Recorded data:
☆ ☆ ☆ ☆ ☆ ☆ ☆
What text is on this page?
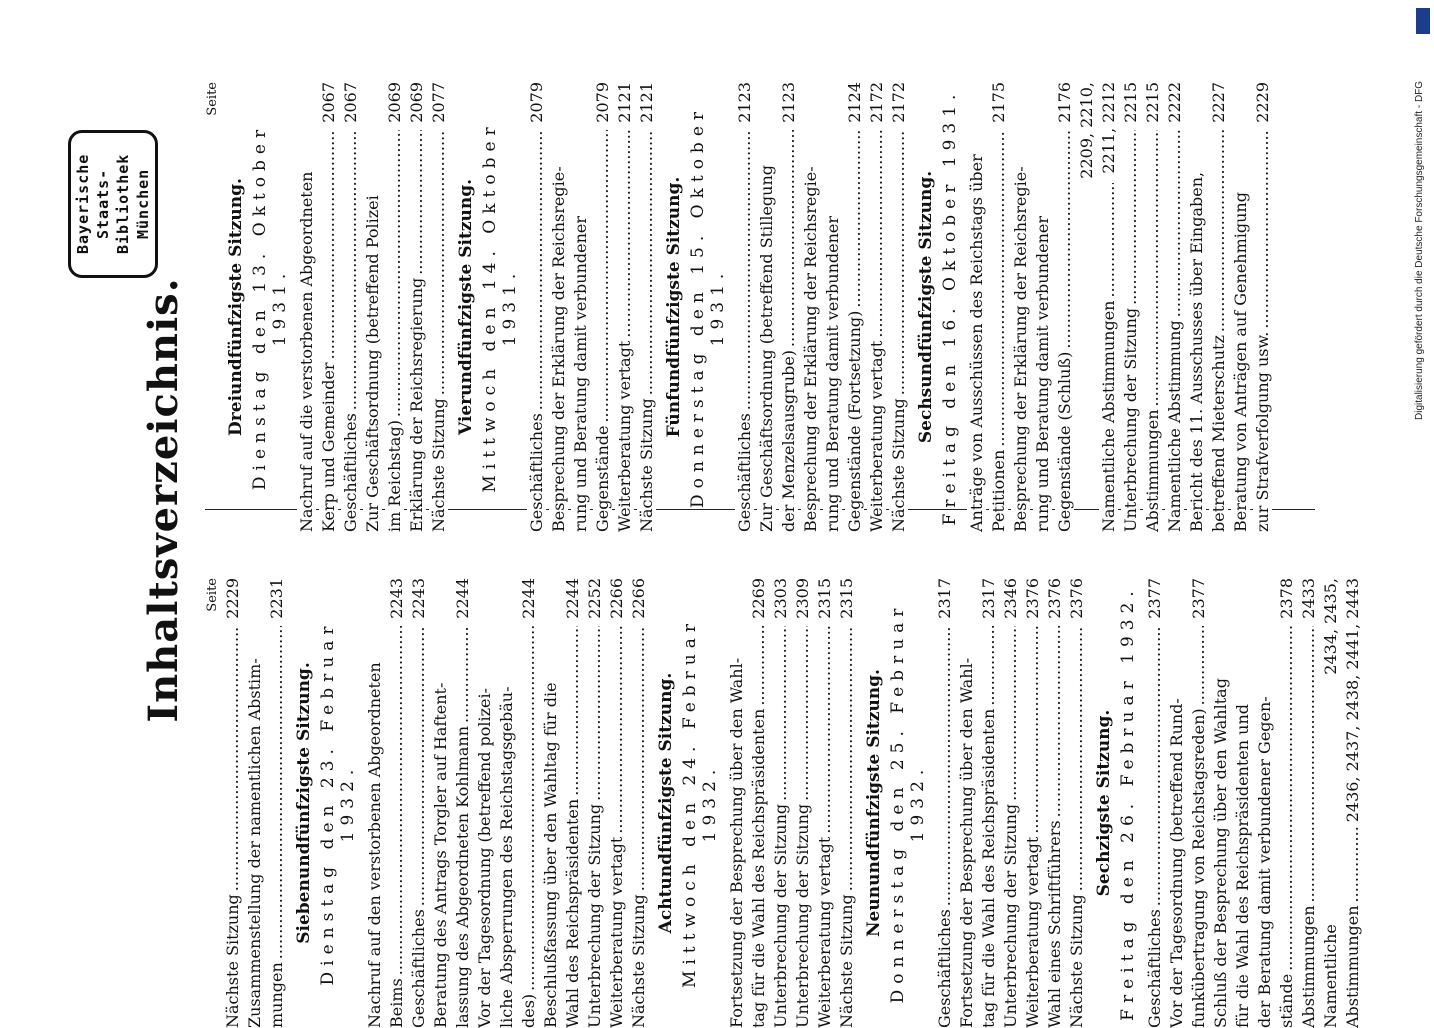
Inhaltsverzeichnis.
Seite
Dreiundfünfzigste Sitzung. Dienstag den 13. Oktober 1931.
Nachruf auf die verstorbenen Abgeordneten
Kerp und Gemeinder .....
2067
Geschäftliches .....
2067
Zur Geschäftsordnung (betreffend Polizei
im Reichstag) .....
2069
Erklärung der Reichsregierung .....
2069
Nächste Sitzung .....
2077
Vierundfünfzigste Sitzung. Mittwoch den 14. Oktober 1931.
Geschäftliches .....
2079
Besprechung der Erklärung der Reichsregie-
rung und Beratung damit verbundener
Gegenstände .....
2079
Weiterberatung vertagt .....
2121
Nächste Sitzung .....
2121
Fünfundfünfzigste Sitzung. Donnerstag den 15. Oktober 1931.
Geschäftliches .....
2123
Zur Geschäftsordnung (betreffend Stillegung
der Menzelsausgrube) .....
2123
Besprechung der Erklärung der Reichsregie-
rung und Beratung damit verbundener
Gegenstände (Fortsetzung) .....
2124
Weiterberatung vertagt .....
2172
Nächste Sitzung .....
2172
Sechsundfünfzigste Sitzung. Freitag den 16. Oktober 1931. Anträge von Ausschüssen des Reichstags über
Petitionen .....
2175
Besprechung der Erklärung der Reichsregie-
rung und Beratung damit verbundener
Gegenstände (Schluß) .....
2176
Namentliche Abstimmungen .....
2209, 2210,
2211, 2212
Unterbrechung der Sitzung .....
2215
Abstimmungen .....
2215
Namentliche Abstimmung .....
2222
Bericht des 11. Ausschusses über Eingaben,
betreffend Mieterschutz .....
2227
Beratung von Anträgen auf Genehmigung
zur Strafverfolgung usw. .....
2229
Seite
Nächste Sitzung .....
2229
Zusammenstellung der namentlichen Abstim-
mungen .....
2231
Siebenundfünfzigste Sitzung. Dienstag den 23. Februar 1932.
Nachruf auf den verstorbenen Abgeordneten
Beims .....
2243
Geschäftliches .....
2243
Beratung des Antrags Torgler auf Haftent-
lassung des Abgeordneten Kohlmann .....
2244
Vor der Tagesordnung (betreffend polizei-
liche Absperrungen des Reichstagsgebäu-
des) .....
2244
Beschlußfassung über den Wahltag für die
Wahl des Reichspräsidenten .....
2244
Unterbrechung der Sitzung .....
2252
Weiterberatung vertagt .....
2266
Nächste Sitzung .....
2266
Achtundfünfzigste Sitzung. Mittwoch den 24. Februar 1932.
Fortsetzung der Besprechung über den Wahl-
tag für die Wahl des Reichspräsidenten .....
2269
Unterbrechung der Sitzung .....
2303
Unterbrechung der Sitzung .....
2309
Weiterberatung vertagt .....
2315
Nächste Sitzung .....
2315
Neunundfünfzigste Sitzung. Donnerstag den 25. Februar 1932.
Geschäftliches .....
2317
Fortsetzung der Besprechung über den Wahl-
tag für die Wahl des Reichspräsidenten .....
2317
Unterbrechung der Sitzung .....
2346
Weiterberatung vertagt .....
2376
Wahl eines Schriftführers .....
2376
Nächste Sitzung .....
2376
Sechzigste Sitzung. Freitag den 26. Februar 1932. Geschäftliches .....
2377
Vor der Tagesordnung (betreffend Rund-
funkübertragung von Reichstagsreden) .....
2377
Schluß der Besprechung über den Wahltag
für die Wahl des Reichspräsidenten und
der Beratung damit verbundener Gegen-
stände .....
2378
Abstimmungen .....
2433
Namentliche Abstimmungen .....
2434, 2435,
2436, 2437, 2438, 2441, 2443
Bayerische Staats- Bibliothek München	Digitalisierung gefördert durch die Deutsche Forschungsgemeinschaft - DFG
☆ ☆ ☆ ☆ ☆ ☆ ☆
(BRIEF)
Write out each entry exactly as given, but skip the pictures.

(FINAL RESULT)
What text is on this page?
Inhaltsverzeichnis.
Seite
Dreiundfünfzigste Sitzung. Dienstag den 13. Oktober 1931.
Nachruf auf die verstorbenen Abgeordneten
Kerp und Gemeinder .....
2067
Geschäftliches .....
2067
Zur Geschäftsordnung (betreffend Polizei
im Reichstag) .....
2069
Erklärung der Reichsregierung .....
2069
Nächste Sitzung .....
2077
Vierundfünfzigste Sitzung. Mittwoch den 14. Oktober 1931.
Geschäftliches .....
2079
Besprechung der Erklärung der Reichsregie-
rung und Beratung damit verbundener
Gegenstände .....
2079
Weiterberatung vertagt .....
2121
Nächste Sitzung .....
2121
Fünfundfünfzigste Sitzung. Donnerstag den 15. Oktober 1931.
Geschäftliches .....
2123
Zur Geschäftsordnung (betreffend Stillegung
der Menzelsausgrube) .....
2123
Besprechung der Erklärung der Reichsregie-
rung und Beratung damit verbundener
Gegenstände (Fortsetzung) .....
2124
Weiterberatung vertagt .....
2172
Nächste Sitzung .....
2172
Sechsundfünfzigste Sitzung. Freitag den 16. Oktober 1931. Anträge von Ausschüssen des Reichstags über
Petitionen .....
2175
Besprechung der Erklärung der Reichsregie-
rung und Beratung damit verbundener
Gegenstände (Schluß) .....
2176
Namentliche Abstimmungen .....
2209, 2210,
2211, 2212
Unterbrechung der Sitzung .....
2215
Abstimmungen .....
2215
Namentliche Abstimmung .....
2222
Bericht des 11. Ausschusses über Eingaben,
betreffend Mieterschutz .....
2227
Beratung von Anträgen auf Genehmigung
zur Strafverfolgung usw. .....
2229
Seite
Nächste Sitzung .....
2229
Zusammenstellung der namentlichen Abstim-
mungen .....
2231
Siebenundfünfzigste Sitzung. Dienstag den 23. Februar 1932.
Nachruf auf den verstorbenen Abgeordneten
Beims .....
2243
Geschäftliches .....
2243
Beratung des Antrags Torgler auf Haftent-
lassung des Abgeordneten Kohlmann .....
2244
Vor der Tagesordnung (betreffend polizei-
liche Absperrungen des Reichstagsgebäu-
des) .....
2244
Beschlußfassung über den Wahltag für die
Wahl des Reichspräsidenten .....
2244
Unterbrechung der Sitzung .....
2252
Weiterberatung vertagt .....
2266
Nächste Sitzung .....
2266
Achtundfünfzigste Sitzung. Mittwoch den 24. Februar 1932.
Fortsetzung der Besprechung über den Wahl-
tag für die Wahl des Reichspräsidenten .....
2269
Unterbrechung der Sitzung .....
2303
Unterbrechung der Sitzung .....
2309
Weiterberatung vertagt .....
2315
Nächste Sitzung .....
2315
Neunundfünfzigste Sitzung. Donnerstag den 25. Februar 1932.
Geschäftliches .....
2317
Fortsetzung der Besprechung über den Wahl-
tag für die Wahl des Reichspräsidenten .....
2317
Unterbrechung der Sitzung .....
2346
Weiterberatung vertagt .....
2376
Wahl eines Schriftführers .....
2376
Nächste Sitzung .....
2376
Sechzigste Sitzung. Freitag den 26. Februar 1932. Geschäftliches .....
2377
Vor der Tagesordnung (betreffend Rund-
funkübertragung von Reichstagsreden) .....
2377
Schluß der Besprechung über den Wahltag
für die Wahl des Reichspräsidenten und
der Beratung damit verbundener Gegen-
stände .....
2378
Abstimmungen .....
2433
Namentliche Abstimmungen .....
2434, 2435,
2436, 2437, 2438, 2441, 2443
Bayerische Staats- Bibliothek München	Digitalisierung gefördert durch die Deutsche Forschungsgemeinschaft - DFG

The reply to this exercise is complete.